[What the exercise asks]:
Filter the entries below, keeping only lines with "systems".

(Stored items)
------------------------
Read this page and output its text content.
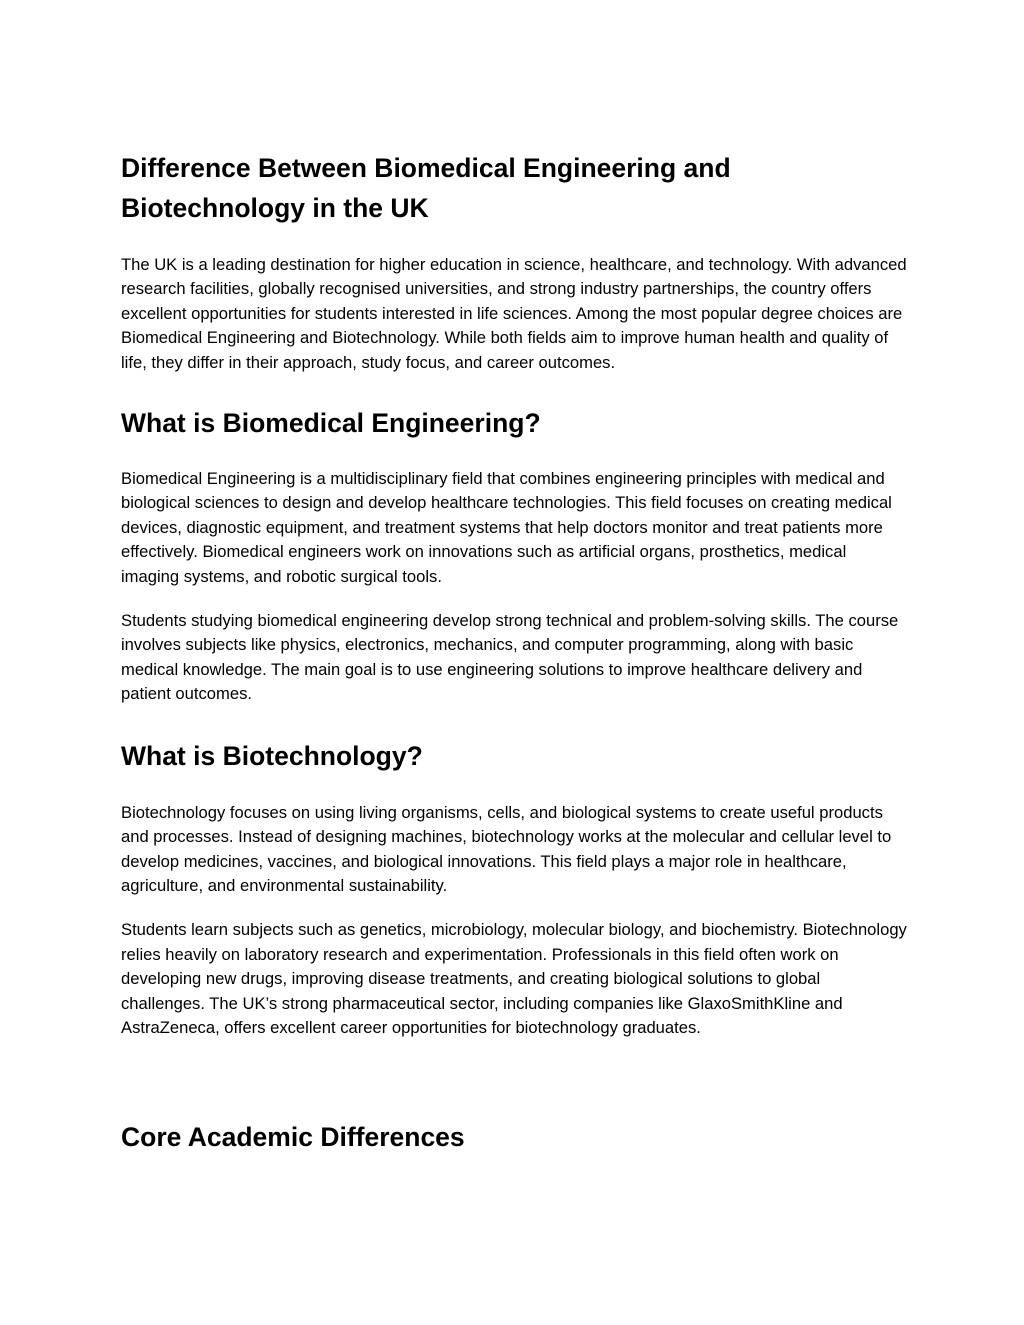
Difference Between Biomedical Engineering and Biotechnology in the UK

The UK is a leading destination for higher education in science, healthcare, and technology. With advanced research facilities, globally recognised universities, and strong industry partnerships, the country offers excellent opportunities for students interested in life sciences. Among the most popular degree choices are Biomedical Engineering and Biotechnology. While both fields aim to improve human health and quality of life, they differ in their approach, study focus, and career outcomes.

What is Biomedical Engineering?

Biomedical Engineering is a multidisciplinary field that combines engineering principles with medical and biological sciences to design and develop healthcare technologies. This field focuses on creating medical devices, diagnostic equipment, and treatment systems that help doctors monitor and treat patients more effectively. Biomedical engineers work on innovations such as artificial organs, prosthetics, medical imaging systems, and robotic surgical tools.

Students studying biomedical engineering develop strong technical and problem-solving skills. The course involves subjects like physics, electronics, mechanics, and computer programming, along with basic medical knowledge. The main goal is to use engineering solutions to improve healthcare delivery and patient outcomes.

What is Biotechnology?

Biotechnology focuses on using living organisms, cells, and biological systems to create useful products and processes. Instead of designing machines, biotechnology works at the molecular and cellular level to develop medicines, vaccines, and biological innovations. This field plays a major role in healthcare, agriculture, and environmental sustainability.

Students learn subjects such as genetics, microbiology, molecular biology, and biochemistry. Biotechnology relies heavily on laboratory research and experimentation. Professionals in this field often work on developing new drugs, improving disease treatments, and creating biological solutions to global challenges. The UK’s strong pharmaceutical sector, including companies like GlaxoSmithKline and AstraZeneca, offers excellent career opportunities for biotechnology graduates.

Core Academic Differences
------------------------
[Solution for this task]:
Biomedical Engineering is a multidisciplinary field that combines engineering principles with medical and biological sciences to design and develop healthcare technologies. This field focuses on creating medical devices, diagnostic equipment, and treatment systems that help doctors monitor and treat patients more effectively. Biomedical engineers work on innovations such as artificial organs, prosthetics, medical imaging systems, and robotic surgical tools.
Biotechnology focuses on using living organisms, cells, and biological systems to create useful products and processes. Instead of designing machines, biotechnology works at the molecular and cellular level to develop medicines, vaccines, and biological innovations. This field plays a major role in healthcare, agriculture, and environmental sustainability.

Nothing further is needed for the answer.